Task directions: Going through the material below, please gather all lines with the word "volorit" in them.

Materials provided:
#####
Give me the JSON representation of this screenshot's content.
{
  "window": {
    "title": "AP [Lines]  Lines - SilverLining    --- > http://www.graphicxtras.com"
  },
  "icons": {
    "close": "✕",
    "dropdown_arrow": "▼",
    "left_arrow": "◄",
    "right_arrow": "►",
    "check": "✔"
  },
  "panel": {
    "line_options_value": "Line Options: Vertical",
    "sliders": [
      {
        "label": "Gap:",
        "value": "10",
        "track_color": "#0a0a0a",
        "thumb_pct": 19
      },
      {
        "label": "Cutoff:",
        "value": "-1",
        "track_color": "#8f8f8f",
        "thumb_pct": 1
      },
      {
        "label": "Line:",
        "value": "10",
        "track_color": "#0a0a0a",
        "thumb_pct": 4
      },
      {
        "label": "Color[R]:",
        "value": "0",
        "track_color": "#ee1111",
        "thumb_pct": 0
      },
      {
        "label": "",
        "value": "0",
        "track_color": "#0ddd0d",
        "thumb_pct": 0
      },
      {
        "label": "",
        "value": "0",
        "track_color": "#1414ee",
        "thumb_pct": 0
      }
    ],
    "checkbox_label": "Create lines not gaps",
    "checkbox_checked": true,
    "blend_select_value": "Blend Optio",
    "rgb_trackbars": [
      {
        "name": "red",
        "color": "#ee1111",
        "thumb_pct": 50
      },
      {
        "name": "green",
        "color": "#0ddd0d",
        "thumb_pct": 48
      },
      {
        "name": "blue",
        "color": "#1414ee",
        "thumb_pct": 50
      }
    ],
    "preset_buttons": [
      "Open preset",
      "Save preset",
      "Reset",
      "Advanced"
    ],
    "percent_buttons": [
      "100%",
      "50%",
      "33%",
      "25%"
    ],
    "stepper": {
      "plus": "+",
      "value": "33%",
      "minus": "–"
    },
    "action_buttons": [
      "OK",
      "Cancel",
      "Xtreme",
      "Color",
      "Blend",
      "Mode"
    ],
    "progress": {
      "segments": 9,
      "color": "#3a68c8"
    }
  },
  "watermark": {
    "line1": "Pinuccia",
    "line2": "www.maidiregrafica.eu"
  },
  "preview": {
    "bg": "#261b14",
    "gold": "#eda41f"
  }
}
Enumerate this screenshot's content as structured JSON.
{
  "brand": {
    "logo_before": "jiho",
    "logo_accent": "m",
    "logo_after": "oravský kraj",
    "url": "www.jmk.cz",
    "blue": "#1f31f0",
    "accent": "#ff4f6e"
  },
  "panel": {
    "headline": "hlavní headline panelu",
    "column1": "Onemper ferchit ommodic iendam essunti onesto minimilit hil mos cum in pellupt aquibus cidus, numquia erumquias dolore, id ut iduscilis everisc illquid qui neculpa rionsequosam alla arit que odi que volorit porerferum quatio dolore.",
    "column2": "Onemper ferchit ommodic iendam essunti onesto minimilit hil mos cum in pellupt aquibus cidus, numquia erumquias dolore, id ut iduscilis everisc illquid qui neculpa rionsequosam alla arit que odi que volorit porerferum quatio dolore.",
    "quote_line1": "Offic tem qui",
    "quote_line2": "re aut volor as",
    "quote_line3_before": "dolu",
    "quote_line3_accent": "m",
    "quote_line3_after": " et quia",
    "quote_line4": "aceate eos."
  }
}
#####
Solved problem:
    "column1": "Onemper ferchit ommodic iendam essunti onesto minimilit hil mos cum in pellupt aquibus cidus, numquia erumquias dolore, id ut iduscilis everisc illquid qui neculpa rionsequosam alla arit que odi que volorit porerferum quatio dolore.",
    "column2": "Onemper ferchit ommodic iendam essunti onesto minimilit hil mos cum in pellupt aquibus cidus, numquia erumquias dolore, id ut iduscilis everisc illquid qui neculpa rionsequosam alla arit que odi que volorit porerferum quatio dolore.",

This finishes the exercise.